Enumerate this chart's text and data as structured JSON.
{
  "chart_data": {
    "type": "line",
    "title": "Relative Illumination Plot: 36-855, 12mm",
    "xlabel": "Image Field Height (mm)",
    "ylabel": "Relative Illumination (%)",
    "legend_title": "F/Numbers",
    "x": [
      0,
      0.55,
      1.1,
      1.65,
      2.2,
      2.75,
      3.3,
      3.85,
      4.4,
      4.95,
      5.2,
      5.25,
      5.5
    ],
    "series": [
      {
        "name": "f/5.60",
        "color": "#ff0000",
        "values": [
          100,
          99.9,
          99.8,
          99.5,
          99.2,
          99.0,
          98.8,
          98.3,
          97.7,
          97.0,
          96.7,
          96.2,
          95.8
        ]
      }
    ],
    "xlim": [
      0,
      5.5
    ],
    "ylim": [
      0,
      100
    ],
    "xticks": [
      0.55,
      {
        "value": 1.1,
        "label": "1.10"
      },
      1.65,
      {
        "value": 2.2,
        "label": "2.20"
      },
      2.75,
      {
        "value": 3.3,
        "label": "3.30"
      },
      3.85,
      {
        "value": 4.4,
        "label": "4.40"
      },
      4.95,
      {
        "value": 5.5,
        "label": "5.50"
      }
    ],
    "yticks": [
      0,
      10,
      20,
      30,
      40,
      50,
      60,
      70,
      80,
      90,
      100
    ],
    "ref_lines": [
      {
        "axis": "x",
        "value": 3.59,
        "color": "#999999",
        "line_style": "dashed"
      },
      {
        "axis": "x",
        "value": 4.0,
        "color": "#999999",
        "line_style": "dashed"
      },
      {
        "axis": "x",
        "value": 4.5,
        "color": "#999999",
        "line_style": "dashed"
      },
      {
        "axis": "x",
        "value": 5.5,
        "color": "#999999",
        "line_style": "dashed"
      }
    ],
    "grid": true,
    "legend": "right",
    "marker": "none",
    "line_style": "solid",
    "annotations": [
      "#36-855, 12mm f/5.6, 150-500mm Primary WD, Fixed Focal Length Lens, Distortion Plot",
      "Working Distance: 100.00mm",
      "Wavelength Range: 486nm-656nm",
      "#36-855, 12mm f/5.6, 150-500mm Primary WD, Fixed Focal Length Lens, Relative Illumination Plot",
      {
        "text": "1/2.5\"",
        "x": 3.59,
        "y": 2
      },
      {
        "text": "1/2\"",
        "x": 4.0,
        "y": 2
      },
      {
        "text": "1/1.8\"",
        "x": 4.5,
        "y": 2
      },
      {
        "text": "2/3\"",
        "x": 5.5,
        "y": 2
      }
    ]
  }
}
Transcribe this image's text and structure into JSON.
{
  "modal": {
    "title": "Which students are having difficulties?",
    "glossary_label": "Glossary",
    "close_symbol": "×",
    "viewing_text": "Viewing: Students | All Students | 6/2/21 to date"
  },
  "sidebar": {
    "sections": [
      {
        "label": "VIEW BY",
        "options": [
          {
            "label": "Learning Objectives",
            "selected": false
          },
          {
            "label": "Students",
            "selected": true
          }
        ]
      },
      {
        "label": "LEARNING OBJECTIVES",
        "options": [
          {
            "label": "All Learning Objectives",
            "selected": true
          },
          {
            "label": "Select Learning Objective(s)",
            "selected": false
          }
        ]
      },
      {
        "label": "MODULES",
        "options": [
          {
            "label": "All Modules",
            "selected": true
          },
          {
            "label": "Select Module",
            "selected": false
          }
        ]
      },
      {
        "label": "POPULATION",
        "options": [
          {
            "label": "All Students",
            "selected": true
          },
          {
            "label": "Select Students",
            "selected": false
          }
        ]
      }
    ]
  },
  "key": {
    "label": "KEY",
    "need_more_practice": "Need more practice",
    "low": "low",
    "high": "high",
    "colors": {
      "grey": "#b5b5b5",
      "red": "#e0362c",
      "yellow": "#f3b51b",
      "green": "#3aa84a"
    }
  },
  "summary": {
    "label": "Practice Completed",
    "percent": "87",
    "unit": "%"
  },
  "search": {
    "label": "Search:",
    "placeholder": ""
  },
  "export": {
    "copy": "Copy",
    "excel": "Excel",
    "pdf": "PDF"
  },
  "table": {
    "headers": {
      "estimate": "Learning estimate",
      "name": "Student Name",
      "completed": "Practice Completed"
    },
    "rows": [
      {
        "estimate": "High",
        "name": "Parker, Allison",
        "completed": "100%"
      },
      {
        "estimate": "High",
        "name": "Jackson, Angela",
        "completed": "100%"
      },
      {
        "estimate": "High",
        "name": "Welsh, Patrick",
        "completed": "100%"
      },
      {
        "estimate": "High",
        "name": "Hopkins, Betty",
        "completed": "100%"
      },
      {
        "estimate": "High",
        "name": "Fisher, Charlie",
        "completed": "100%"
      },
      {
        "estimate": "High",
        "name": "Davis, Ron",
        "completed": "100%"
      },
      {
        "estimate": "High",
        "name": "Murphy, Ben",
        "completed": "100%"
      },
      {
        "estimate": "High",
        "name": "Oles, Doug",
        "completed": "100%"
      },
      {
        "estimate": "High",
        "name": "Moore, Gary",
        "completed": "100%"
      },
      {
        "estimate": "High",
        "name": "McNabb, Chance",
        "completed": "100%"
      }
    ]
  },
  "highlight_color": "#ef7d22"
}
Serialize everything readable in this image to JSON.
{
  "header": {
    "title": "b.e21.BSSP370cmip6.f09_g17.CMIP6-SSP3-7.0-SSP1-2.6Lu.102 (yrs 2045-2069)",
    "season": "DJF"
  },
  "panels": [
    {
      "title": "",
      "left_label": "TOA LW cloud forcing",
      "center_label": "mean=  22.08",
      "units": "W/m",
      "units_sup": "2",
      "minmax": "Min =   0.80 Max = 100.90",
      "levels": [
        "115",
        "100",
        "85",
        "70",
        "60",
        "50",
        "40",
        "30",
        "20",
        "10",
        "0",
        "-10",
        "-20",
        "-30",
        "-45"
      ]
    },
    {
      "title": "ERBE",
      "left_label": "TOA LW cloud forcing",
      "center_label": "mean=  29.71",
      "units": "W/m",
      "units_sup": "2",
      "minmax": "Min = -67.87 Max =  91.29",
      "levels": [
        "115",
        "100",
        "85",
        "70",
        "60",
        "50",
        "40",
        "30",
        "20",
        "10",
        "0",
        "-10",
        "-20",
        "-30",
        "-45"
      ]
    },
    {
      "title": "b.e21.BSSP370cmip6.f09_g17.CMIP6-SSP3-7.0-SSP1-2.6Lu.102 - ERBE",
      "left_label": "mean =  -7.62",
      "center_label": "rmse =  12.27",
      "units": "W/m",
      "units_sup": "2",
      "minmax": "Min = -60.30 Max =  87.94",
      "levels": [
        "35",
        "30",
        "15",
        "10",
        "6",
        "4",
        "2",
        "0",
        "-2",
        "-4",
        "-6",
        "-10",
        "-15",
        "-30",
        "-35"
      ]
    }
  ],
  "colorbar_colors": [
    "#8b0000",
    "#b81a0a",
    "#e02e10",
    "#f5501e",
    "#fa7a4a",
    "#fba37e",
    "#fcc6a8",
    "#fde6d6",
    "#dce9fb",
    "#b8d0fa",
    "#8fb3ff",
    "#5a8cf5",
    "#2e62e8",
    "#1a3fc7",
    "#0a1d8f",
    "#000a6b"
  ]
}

**YOUR INSTRUCTIONS**
Reproduce every record, matching each line exactly.

**WRITTEN ANSWER**
Enumerate this chart's text and data as structured JSON.
{
  "chart_data": {
    "type": "line",
    "title": "Relative Illumination Plot: 36-855, 12mm",
    "xlabel": "Image Field Height (mm)",
    "ylabel": "Relative Illumination (%)",
    "legend_title": "F/Numbers",
    "x": [
      0,
      0.55,
      1.1,
      1.65,
      2.2,
      2.75,
      3.3,
      3.85,
      4.4,
      4.95,
      5.2,
      5.25,
      5.5
    ],
    "series": [
      {
        "name": "f/5.60",
        "color": "#ff0000",
        "values": [
          100,
          99.9,
          99.8,
          99.5,
          99.2,
          99.0,
          98.8,
          98.3,
          97.7,
          97.0,
          96.7,
          96.2,
          95.8
        ]
      }
    ],
    "xlim": [
      0,
      5.5
    ],
    "ylim": [
      0,
      100
    ],
    "xticks": [
      0.55,
      {
        "value": 1.1,
        "label": "1.10"
      },
      1.65,
      {
        "value": 2.2,
        "label": "2.20"
      },
      2.75,
      {
        "value": 3.3,
        "label": "3.30"
      },
      3.85,
      {
        "value": 4.4,
        "label": "4.40"
      },
      4.95,
      {
        "value": 5.5,
        "label": "5.50"
      }
    ],
    "yticks": [
      0,
      10,
      20,
      30,
      40,
      50,
      60,
      70,
      80,
      90,
      100
    ],
    "ref_lines": [
      {
        "axis": "x",
        "value": 3.59,
        "color": "#999999",
        "line_style": "dashed"
      },
      {
        "axis": "x",
        "value": 4.0,
        "color": "#999999",
        "line_style": "dashed"
      },
      {
        "axis": "x",
        "value": 4.5,
        "color": "#999999",
        "line_style": "dashed"
      },
      {
        "axis": "x",
        "value": 5.5,
        "color": "#999999",
        "line_style": "dashed"
      }
    ],
    "grid": true,
    "legend": "right",
    "marker": "none",
    "line_style": "solid",
    "annotations": [
      "#36-855, 12mm f/5.6, 150-500mm Primary WD, Fixed Focal Length Lens, Distortion Plot",
      "Working Distance: 100.00mm",
      "Wavelength Range: 486nm-656nm",
      "#36-855, 12mm f/5.6, 150-500mm Primary WD, Fixed Focal Length Lens, Relative Illumination Plot",
      {
        "text": "1/2.5\"",
        "x": 3.59,
        "y": 2
      },
      {
        "text": "1/2\"",
        "x": 4.0,
        "y": 2
      },
      {
        "text": "1/1.8\"",
        "x": 4.5,
        "y": 2
      },
      {
        "text": "2/3\"",
        "x": 5.5,
        "y": 2
      }
    ]
  }
}
Transcribe this image's text and structure into JSON.
{
  "modal": {
    "title": "Which students are having difficulties?",
    "glossary_label": "Glossary",
    "close_symbol": "×",
    "viewing_text": "Viewing: Students | All Students | 6/2/21 to date"
  },
  "sidebar": {
    "sections": [
      {
        "label": "VIEW BY",
        "options": [
          {
            "label": "Learning Objectives",
            "selected": false
          },
          {
            "label": "Students",
            "selected": true
          }
        ]
      },
      {
        "label": "LEARNING OBJECTIVES",
        "options": [
          {
            "label": "All Learning Objectives",
            "selected": true
          },
          {
            "label": "Select Learning Objective(s)",
            "selected": false
          }
        ]
      },
      {
        "label": "MODULES",
        "options": [
          {
            "label": "All Modules",
            "selected": true
          },
          {
            "label": "Select Module",
            "selected": false
          }
        ]
      },
      {
        "label": "POPULATION",
        "options": [
          {
            "label": "All Students",
            "selected": true
          },
          {
            "label": "Select Students",
            "selected": false
          }
        ]
      }
    ]
  },
  "key": {
    "label": "KEY",
    "need_more_practice": "Need more practice",
    "low": "low",
    "high": "high",
    "colors": {
      "grey": "#b5b5b5",
      "red": "#e0362c",
      "yellow": "#f3b51b",
      "green": "#3aa84a"
    }
  },
  "summary": {
    "label": "Practice Completed",
    "percent": "87",
    "unit": "%"
  },
  "search": {
    "label": "Search:",
    "placeholder": ""
  },
  "export": {
    "copy": "Copy",
    "excel": "Excel",
    "pdf": "PDF"
  },
  "table": {
    "headers": {
      "estimate": "Learning estimate",
      "name": "Student Name",
      "completed": "Practice Completed"
    },
    "rows": [
      {
        "estimate": "High",
        "name": "Parker, Allison",
        "completed": "100%"
      },
      {
        "estimate": "High",
        "name": "Jackson, Angela",
        "completed": "100%"
      },
      {
        "estimate": "High",
        "name": "Welsh, Patrick",
        "completed": "100%"
      },
      {
        "estimate": "High",
        "name": "Hopkins, Betty",
        "completed": "100%"
      },
      {
        "estimate": "High",
        "name": "Fisher, Charlie",
        "completed": "100%"
      },
      {
        "estimate": "High",
        "name": "Davis, Ron",
        "completed": "100%"
      },
      {
        "estimate": "High",
        "name": "Murphy, Ben",
        "completed": "100%"
      },
      {
        "estimate": "High",
        "name": "Oles, Doug",
        "completed": "100%"
      },
      {
        "estimate": "High",
        "name": "Moore, Gary",
        "completed": "100%"
      },
      {
        "estimate": "High",
        "name": "McNabb, Chance",
        "completed": "100%"
      }
    ]
  },
  "highlight_color": "#ef7d22"
}
Serialize everything readable in this image to JSON.
{
  "header": {
    "title": "b.e21.BSSP370cmip6.f09_g17.CMIP6-SSP3-7.0-SSP1-2.6Lu.102 (yrs 2045-2069)",
    "season": "DJF"
  },
  "panels": [
    {
      "title": "",
      "left_label": "TOA LW cloud forcing",
      "center_label": "mean=  22.08",
      "units": "W/m",
      "units_sup": "2",
      "minmax": "Min =   0.80 Max = 100.90",
      "levels": [
        "115",
        "100",
        "85",
        "70",
        "60",
        "50",
        "40",
        "30",
        "20",
        "10",
        "0",
        "-10",
        "-20",
        "-30",
        "-45"
      ]
    },
    {
      "title": "ERBE",
      "left_label": "TOA LW cloud forcing",
      "center_label": "mean=  29.71",
      "units": "W/m",
      "units_sup": "2",
      "minmax": "Min = -67.87 Max =  91.29",
      "levels": [
        "115",
        "100",
        "85",
        "70",
        "60",
        "50",
        "40",
        "30",
        "20",
        "10",
        "0",
        "-10",
        "-20",
        "-30",
        "-45"
      ]
    },
    {
      "title": "b.e21.BSSP370cmip6.f09_g17.CMIP6-SSP3-7.0-SSP1-2.6Lu.102 - ERBE",
      "left_label": "mean =  -7.62",
      "center_label": "rmse =  12.27",
      "units": "W/m",
      "units_sup": "2",
      "minmax": "Min = -60.30 Max =  87.94",
      "levels": [
        "35",
        "30",
        "15",
        "10",
        "6",
        "4",
        "2",
        "0",
        "-2",
        "-4",
        "-6",
        "-10",
        "-15",
        "-30",
        "-35"
      ]
    }
  ],
  "colorbar_colors": [
    "#8b0000",
    "#b81a0a",
    "#e02e10",
    "#f5501e",
    "#fa7a4a",
    "#fba37e",
    "#fcc6a8",
    "#fde6d6",
    "#dce9fb",
    "#b8d0fa",
    "#8fb3ff",
    "#5a8cf5",
    "#2e62e8",
    "#1a3fc7",
    "#0a1d8f",
    "#000a6b"
  ]
}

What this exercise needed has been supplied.